Aim of the exercise —
Look for the word "Choice" in the entries below, then copy every line that has it.

Provided material —

[START]

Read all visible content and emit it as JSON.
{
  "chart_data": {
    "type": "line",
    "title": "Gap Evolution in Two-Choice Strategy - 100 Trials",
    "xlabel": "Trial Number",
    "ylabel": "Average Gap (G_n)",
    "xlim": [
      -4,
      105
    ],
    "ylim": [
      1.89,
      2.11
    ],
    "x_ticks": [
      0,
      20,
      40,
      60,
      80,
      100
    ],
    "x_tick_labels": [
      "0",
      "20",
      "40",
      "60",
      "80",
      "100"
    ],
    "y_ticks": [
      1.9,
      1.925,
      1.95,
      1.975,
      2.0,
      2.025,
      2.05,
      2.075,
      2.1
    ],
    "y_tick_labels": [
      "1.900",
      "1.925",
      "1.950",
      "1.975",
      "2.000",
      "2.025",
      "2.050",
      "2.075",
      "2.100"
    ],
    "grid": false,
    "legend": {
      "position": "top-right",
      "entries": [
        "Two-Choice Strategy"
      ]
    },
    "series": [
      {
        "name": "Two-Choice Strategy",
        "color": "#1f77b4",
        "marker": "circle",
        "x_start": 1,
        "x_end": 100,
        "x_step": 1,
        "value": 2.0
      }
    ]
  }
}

[END]
[START]

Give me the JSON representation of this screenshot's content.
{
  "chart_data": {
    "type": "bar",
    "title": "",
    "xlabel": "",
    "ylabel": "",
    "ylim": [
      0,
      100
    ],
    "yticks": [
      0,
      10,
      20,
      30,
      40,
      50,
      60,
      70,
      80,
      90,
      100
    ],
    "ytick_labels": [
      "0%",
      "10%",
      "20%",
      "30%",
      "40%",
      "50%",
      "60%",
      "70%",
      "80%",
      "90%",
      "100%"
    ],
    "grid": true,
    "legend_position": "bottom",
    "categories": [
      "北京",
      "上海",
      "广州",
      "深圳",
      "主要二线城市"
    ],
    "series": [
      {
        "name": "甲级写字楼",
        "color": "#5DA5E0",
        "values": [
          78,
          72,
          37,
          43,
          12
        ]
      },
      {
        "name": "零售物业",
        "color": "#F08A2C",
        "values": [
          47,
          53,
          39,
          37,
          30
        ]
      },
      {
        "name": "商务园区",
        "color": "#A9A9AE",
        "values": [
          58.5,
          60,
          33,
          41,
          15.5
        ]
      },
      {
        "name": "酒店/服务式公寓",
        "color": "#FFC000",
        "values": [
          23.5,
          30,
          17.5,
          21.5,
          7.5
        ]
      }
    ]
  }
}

[END]

Answer in full —
    "title": "Gap Evolution in Two-Choice Strategy - 100 Trials",
        "Two-Choice Strategy"
        "name": "Two-Choice Strategy",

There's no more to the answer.